→ **Information given**

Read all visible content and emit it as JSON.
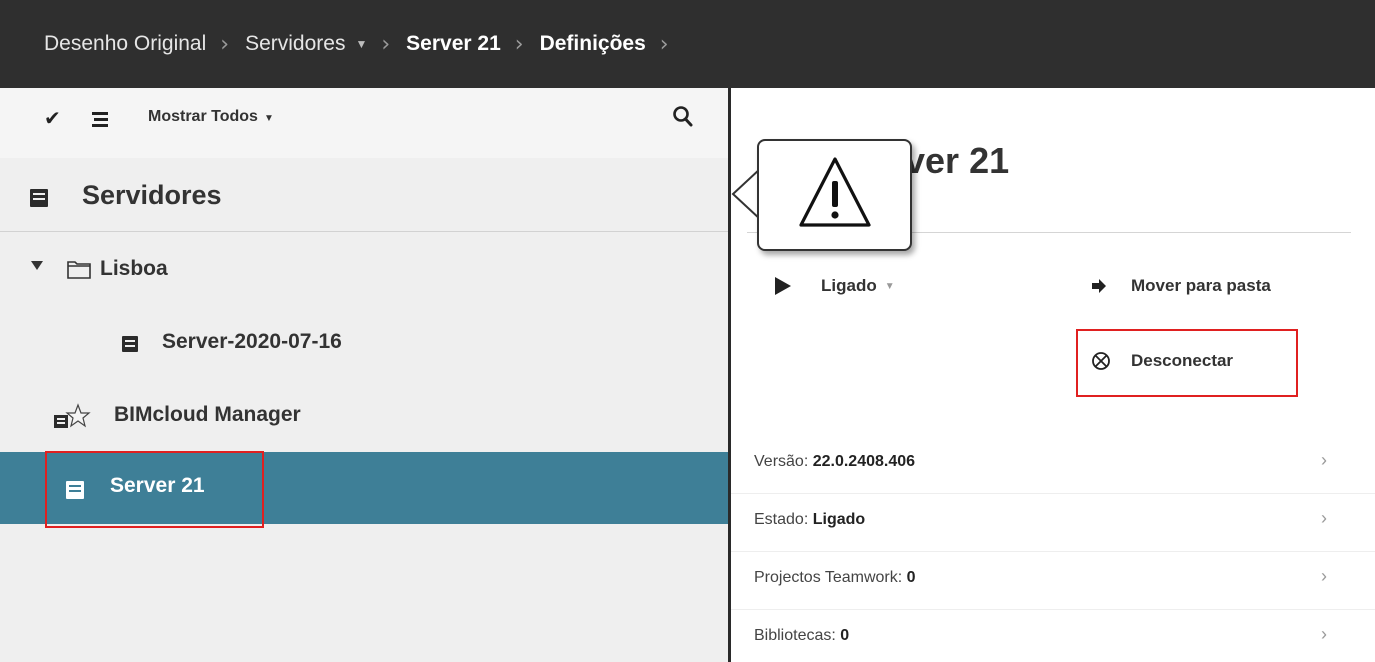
{
  "breadcrumb": {
    "items": [
      {
        "label": "Desenho Original"
      },
      {
        "label": "Servidores"
      },
      {
        "label": "Server 21"
      },
      {
        "label": "Definições"
      }
    ]
  },
  "left_panel": {
    "toolbar": {
      "check_icon": "checkmark-icon",
      "list_icon": "list-icon",
      "show_label": "Mostrar Todos",
      "search_icon": "search-icon"
    },
    "heading": "Servidores",
    "tree": [
      {
        "label": "Lisboa",
        "icon": "folder-icon",
        "expanded": true
      },
      {
        "label": "Server-2020-07-16",
        "icon": "server-icon"
      },
      {
        "label": "BIMcloud Manager",
        "icon": "manager-icon"
      },
      {
        "label": "Server 21",
        "icon": "server-icon",
        "selected": true
      }
    ]
  },
  "right_panel": {
    "title": "Server 21",
    "title_visible": "rver 21",
    "actions": {
      "status_label": "Ligado",
      "move_label": "Mover para pasta",
      "disconnect_label": "Desconectar"
    },
    "info": [
      {
        "label": "Versão:",
        "value": "22.0.2408.406"
      },
      {
        "label": "Estado:",
        "value": "Ligado"
      },
      {
        "label": "Projectos Teamwork:",
        "value": "0"
      },
      {
        "label": "Bibliotecas:",
        "value": "0"
      }
    ]
  },
  "overlay": {
    "icon": "warning-icon"
  },
  "colors": {
    "topbar": "#2f2f2f",
    "selected_row": "#3e7f97",
    "highlight_border": "#e02020",
    "panel_bg": "#efefef"
  }
}
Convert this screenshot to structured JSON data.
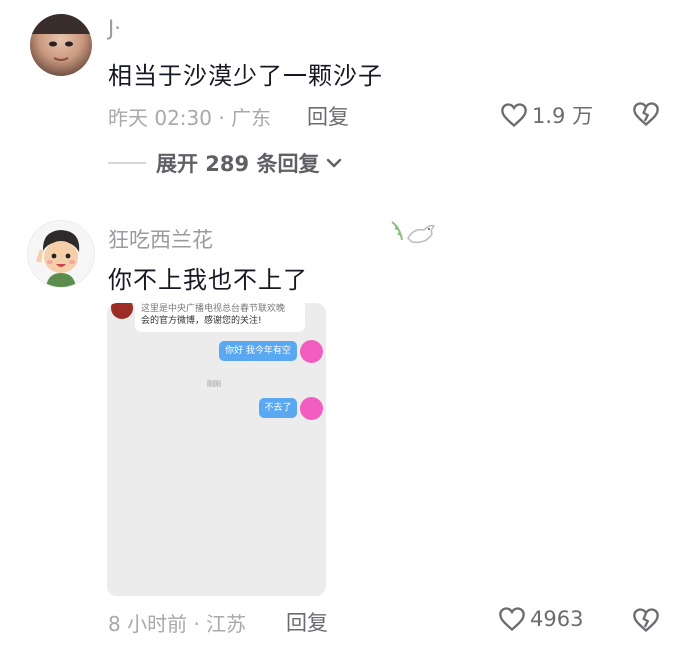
{
  "comments": [
    {
      "username": "J·",
      "text": "相当于沙漠少了一颗沙子",
      "meta": "昨天 02:30 · 广东",
      "reply_label": "回复",
      "likes": "1.9 万",
      "expand_label": "展开 289 条回复"
    },
    {
      "username": "狂吃西兰花",
      "text": "你不上我也不上了",
      "meta": "8 小时前 · 江苏",
      "reply_label": "回复",
      "likes": "4963",
      "attachment": {
        "notice_line1": "这里是中央广播电视总台春节联欢晚",
        "notice_line2": "会的官方微博，感谢您的关注!",
        "msg1": "你好 我今年有空",
        "time": "刚刚",
        "msg2": "不去了"
      }
    }
  ],
  "colors": {
    "accent_blue": "#5aa8f2",
    "pink": "#f25ec0",
    "muted": "#a8a9ad"
  },
  "icons": [
    "heart-icon",
    "broken-heart-icon",
    "chevron-down-icon",
    "dove-badge-icon"
  ]
}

→ **Aim of the task**
Tell how many lines of the material above hold "JSON", answering with a bare number.

→ **Result for this task**
2